-- start DATA FOR PROCESSING --

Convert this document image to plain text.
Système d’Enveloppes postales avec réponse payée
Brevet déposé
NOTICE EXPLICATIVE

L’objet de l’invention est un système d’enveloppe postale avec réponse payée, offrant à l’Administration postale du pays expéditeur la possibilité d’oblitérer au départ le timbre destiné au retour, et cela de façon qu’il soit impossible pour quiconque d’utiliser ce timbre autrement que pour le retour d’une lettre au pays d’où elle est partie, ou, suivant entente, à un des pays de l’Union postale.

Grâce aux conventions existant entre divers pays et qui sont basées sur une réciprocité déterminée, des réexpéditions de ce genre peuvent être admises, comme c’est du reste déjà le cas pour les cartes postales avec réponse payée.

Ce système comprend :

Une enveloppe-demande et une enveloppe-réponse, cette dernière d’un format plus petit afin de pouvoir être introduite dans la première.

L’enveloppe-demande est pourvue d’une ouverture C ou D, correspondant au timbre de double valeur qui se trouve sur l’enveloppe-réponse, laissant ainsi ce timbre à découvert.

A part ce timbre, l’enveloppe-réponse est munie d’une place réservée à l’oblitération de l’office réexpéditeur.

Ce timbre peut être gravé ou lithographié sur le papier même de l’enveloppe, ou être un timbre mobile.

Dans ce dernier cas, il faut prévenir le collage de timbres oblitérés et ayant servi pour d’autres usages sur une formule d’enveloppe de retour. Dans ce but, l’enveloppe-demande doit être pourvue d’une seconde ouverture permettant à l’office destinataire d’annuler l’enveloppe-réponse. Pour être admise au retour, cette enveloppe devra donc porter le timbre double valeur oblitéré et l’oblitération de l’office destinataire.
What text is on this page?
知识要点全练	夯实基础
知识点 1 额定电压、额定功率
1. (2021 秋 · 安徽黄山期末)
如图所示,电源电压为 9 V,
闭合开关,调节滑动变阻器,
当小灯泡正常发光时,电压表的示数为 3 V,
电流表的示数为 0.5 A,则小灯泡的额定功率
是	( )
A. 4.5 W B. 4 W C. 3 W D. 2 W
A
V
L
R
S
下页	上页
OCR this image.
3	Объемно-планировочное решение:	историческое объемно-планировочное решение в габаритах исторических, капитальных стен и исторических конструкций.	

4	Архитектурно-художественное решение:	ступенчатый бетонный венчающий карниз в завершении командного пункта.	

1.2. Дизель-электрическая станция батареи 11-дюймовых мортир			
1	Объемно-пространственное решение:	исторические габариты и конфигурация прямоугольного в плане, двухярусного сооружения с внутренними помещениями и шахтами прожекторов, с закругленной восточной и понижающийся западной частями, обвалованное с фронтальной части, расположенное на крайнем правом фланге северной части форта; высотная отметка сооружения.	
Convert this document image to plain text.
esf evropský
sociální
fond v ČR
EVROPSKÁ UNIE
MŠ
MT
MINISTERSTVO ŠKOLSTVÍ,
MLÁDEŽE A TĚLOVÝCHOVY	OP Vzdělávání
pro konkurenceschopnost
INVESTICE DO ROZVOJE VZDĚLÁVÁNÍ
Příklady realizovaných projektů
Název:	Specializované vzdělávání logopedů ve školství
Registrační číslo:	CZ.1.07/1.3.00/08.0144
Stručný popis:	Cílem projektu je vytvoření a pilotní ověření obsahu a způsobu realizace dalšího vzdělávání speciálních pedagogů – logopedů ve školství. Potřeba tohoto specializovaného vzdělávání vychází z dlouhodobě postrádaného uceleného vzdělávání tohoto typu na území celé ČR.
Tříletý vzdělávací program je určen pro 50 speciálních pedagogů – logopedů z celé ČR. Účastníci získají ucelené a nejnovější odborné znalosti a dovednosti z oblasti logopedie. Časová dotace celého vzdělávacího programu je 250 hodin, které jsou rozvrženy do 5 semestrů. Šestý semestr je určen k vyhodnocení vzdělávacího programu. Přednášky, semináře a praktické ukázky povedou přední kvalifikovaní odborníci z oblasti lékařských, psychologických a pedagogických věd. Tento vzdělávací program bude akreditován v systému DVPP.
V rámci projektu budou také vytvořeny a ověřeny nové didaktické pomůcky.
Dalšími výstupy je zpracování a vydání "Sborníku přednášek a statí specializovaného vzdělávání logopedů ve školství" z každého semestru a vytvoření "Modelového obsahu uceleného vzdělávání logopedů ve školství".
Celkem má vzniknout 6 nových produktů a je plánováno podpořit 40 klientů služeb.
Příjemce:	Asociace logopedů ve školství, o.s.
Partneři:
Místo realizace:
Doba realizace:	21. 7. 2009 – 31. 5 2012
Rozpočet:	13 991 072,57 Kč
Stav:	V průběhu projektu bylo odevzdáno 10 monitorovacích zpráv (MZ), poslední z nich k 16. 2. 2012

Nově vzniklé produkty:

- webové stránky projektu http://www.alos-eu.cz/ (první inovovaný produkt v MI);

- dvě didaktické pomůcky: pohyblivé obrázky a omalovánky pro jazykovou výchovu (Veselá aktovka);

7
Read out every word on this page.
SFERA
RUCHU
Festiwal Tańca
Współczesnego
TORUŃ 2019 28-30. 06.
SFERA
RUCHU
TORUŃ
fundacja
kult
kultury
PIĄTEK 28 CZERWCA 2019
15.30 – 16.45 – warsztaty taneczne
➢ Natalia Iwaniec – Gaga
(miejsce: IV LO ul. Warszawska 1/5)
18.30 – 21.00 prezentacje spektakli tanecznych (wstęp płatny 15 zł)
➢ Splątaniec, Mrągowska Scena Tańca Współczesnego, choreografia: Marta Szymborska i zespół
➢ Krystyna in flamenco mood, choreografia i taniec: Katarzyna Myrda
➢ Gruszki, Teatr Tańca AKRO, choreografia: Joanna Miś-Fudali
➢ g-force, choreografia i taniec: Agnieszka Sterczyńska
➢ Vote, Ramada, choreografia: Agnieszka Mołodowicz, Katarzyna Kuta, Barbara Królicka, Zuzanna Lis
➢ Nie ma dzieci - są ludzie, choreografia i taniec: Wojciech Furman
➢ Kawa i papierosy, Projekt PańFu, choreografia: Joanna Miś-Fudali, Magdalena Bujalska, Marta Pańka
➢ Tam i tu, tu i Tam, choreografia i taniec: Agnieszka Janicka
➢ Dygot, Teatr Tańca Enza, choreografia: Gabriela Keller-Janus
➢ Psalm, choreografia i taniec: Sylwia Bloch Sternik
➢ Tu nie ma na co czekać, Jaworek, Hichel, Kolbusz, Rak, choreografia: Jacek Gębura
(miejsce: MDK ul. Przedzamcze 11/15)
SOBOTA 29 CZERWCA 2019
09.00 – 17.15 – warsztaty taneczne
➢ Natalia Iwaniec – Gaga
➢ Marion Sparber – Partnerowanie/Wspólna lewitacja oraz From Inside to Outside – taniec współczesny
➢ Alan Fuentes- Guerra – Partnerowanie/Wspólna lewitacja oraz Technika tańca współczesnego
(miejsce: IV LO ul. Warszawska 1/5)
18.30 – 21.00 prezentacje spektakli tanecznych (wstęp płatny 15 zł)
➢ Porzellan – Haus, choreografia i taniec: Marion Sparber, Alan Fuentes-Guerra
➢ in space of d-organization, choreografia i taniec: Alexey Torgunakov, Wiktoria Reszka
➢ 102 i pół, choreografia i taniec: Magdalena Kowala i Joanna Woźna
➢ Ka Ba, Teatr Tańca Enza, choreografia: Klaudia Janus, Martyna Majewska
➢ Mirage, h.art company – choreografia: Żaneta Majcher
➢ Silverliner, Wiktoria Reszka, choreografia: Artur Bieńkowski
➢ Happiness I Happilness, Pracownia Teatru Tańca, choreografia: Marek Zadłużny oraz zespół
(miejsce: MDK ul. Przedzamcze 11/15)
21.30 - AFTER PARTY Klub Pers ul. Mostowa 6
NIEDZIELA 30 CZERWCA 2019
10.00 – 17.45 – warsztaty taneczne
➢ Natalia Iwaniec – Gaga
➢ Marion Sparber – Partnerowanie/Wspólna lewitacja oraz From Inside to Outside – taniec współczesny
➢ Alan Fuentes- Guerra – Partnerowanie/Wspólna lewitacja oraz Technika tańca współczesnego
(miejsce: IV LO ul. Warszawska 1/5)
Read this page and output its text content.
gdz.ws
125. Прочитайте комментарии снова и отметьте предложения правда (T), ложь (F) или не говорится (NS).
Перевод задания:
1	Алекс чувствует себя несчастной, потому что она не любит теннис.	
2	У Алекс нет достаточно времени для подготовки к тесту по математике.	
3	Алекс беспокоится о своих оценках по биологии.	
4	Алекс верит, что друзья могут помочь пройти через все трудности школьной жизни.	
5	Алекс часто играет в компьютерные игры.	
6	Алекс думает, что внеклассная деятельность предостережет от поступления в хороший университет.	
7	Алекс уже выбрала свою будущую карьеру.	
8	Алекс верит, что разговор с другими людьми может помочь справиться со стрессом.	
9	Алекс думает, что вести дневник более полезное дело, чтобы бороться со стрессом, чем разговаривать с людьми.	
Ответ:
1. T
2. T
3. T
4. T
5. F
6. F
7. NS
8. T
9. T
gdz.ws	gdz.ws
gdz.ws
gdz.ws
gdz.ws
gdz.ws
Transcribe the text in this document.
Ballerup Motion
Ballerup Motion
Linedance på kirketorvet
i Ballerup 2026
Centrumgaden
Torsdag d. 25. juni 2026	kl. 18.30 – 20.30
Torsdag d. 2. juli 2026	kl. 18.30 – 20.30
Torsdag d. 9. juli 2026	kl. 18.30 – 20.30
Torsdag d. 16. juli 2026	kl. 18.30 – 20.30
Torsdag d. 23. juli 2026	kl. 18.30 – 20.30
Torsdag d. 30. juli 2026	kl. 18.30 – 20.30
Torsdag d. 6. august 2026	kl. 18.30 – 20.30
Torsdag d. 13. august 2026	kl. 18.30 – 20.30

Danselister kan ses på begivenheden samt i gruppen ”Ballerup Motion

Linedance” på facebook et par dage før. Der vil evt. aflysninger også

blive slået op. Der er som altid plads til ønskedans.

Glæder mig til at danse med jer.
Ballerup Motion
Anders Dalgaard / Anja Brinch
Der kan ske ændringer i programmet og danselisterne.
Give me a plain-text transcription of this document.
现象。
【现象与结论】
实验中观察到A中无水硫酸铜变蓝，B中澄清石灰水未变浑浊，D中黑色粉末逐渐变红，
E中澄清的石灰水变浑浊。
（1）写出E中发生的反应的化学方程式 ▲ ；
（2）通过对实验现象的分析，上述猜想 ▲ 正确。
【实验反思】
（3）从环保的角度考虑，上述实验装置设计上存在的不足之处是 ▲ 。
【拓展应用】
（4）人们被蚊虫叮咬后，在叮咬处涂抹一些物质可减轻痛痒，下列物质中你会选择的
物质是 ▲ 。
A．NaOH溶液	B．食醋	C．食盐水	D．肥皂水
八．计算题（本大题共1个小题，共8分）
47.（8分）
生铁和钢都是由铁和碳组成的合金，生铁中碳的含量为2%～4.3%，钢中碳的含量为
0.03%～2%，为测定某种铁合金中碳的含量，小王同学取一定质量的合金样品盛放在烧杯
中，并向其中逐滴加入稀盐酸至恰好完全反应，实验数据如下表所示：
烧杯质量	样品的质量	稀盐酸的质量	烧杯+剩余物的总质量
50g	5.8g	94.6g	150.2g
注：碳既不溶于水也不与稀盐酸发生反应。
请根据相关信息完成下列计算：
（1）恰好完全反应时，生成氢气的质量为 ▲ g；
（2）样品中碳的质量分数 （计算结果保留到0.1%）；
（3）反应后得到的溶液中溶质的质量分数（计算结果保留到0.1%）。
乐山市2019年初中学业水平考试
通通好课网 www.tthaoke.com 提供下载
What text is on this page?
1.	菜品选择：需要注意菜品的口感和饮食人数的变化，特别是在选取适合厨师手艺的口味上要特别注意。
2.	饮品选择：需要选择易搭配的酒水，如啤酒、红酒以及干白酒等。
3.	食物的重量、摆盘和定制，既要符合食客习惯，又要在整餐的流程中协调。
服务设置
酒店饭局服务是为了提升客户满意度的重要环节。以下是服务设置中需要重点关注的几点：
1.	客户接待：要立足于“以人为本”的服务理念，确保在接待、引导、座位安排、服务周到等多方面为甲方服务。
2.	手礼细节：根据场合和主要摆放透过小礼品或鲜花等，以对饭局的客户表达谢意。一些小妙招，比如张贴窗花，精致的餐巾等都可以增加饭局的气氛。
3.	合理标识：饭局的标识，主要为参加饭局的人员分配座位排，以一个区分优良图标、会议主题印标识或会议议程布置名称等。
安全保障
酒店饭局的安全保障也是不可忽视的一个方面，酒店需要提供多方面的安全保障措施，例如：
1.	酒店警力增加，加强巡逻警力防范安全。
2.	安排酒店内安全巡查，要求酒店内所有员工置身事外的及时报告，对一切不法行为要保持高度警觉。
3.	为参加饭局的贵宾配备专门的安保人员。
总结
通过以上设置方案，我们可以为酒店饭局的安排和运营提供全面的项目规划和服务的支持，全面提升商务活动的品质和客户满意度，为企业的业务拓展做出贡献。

-- end DATA FOR PROCESSING --

■ AIM OF THE TASK
Of the lines in the records, determine how many contain the word "CZERWCA", and report that number alone.

■ SOLUTION FOR THIS PROBLEM
3